Part of a data file:
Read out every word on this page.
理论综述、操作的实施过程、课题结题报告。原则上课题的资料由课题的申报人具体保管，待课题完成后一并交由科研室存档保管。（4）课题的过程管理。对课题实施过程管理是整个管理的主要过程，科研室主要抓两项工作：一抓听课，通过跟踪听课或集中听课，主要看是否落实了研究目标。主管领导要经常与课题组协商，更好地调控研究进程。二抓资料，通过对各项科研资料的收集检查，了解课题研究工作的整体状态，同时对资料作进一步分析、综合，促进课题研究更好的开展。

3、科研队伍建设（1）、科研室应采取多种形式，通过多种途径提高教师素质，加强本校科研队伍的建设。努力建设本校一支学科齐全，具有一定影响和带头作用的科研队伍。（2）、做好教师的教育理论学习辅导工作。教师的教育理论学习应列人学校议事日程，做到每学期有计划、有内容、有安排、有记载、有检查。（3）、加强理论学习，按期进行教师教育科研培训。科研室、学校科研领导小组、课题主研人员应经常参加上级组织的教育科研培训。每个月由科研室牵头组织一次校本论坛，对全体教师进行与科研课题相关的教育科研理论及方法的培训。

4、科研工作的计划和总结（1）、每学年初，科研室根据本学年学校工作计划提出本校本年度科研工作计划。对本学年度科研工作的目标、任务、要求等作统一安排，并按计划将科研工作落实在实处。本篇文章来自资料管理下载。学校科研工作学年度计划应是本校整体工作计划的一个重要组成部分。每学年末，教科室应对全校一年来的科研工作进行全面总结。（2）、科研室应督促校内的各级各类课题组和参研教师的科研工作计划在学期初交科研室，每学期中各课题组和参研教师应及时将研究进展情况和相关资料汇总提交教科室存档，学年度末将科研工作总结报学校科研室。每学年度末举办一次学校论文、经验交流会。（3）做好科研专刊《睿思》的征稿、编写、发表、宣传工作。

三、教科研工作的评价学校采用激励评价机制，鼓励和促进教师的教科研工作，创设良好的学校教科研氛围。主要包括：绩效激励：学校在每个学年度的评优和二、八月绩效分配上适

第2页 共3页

* * *

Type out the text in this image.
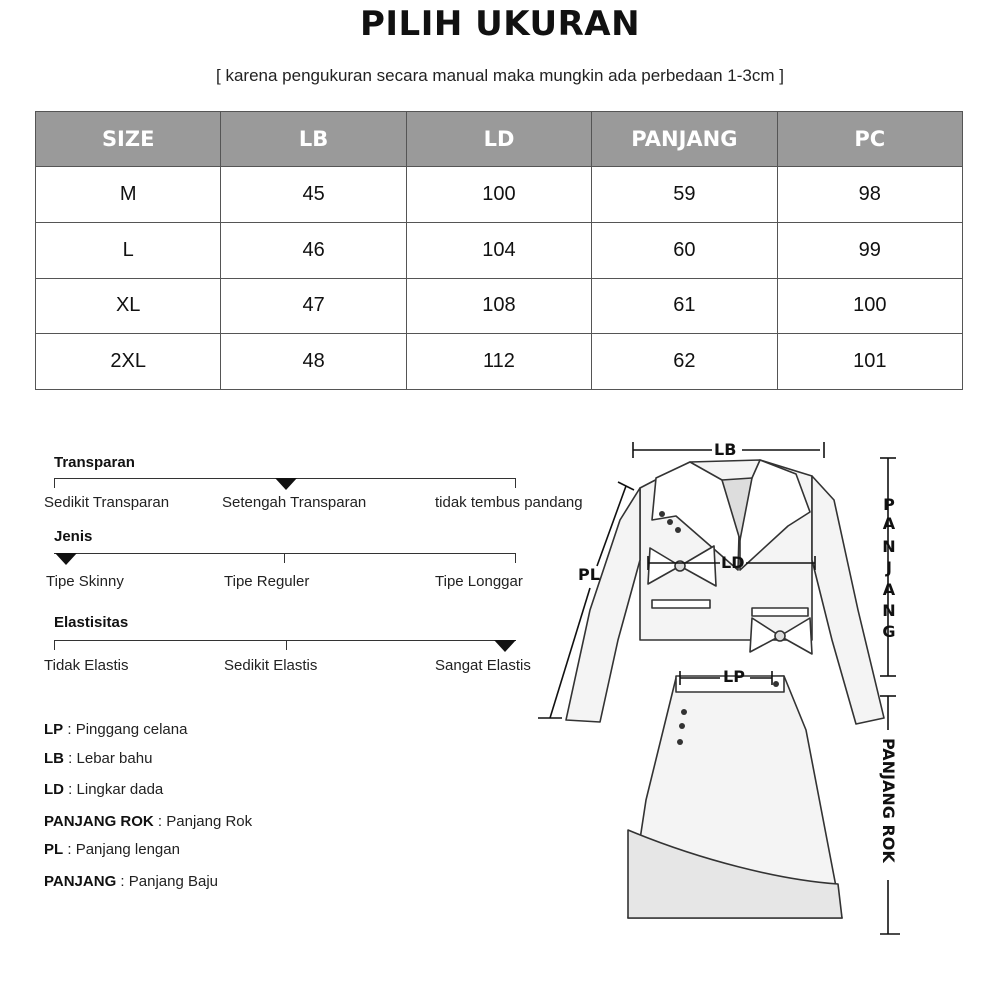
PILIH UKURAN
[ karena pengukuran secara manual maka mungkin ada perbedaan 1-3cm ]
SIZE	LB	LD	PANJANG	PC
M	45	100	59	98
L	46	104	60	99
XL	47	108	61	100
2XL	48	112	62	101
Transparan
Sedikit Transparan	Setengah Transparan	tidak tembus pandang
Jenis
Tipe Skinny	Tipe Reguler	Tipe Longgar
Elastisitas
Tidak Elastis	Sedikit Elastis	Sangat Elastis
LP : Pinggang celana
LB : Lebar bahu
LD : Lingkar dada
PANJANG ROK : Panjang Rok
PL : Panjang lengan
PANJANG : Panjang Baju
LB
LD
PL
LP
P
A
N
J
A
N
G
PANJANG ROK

WHAT THE TASK ASKS: Using the listing above, pull out all lines that hold the word "Sedikit".

FULL OUTPUT:
Sedikit Transparan	Setengah Transparan	tidak tembus pandang
Tidak Elastis	Sedikit Elastis	Sangat Elastis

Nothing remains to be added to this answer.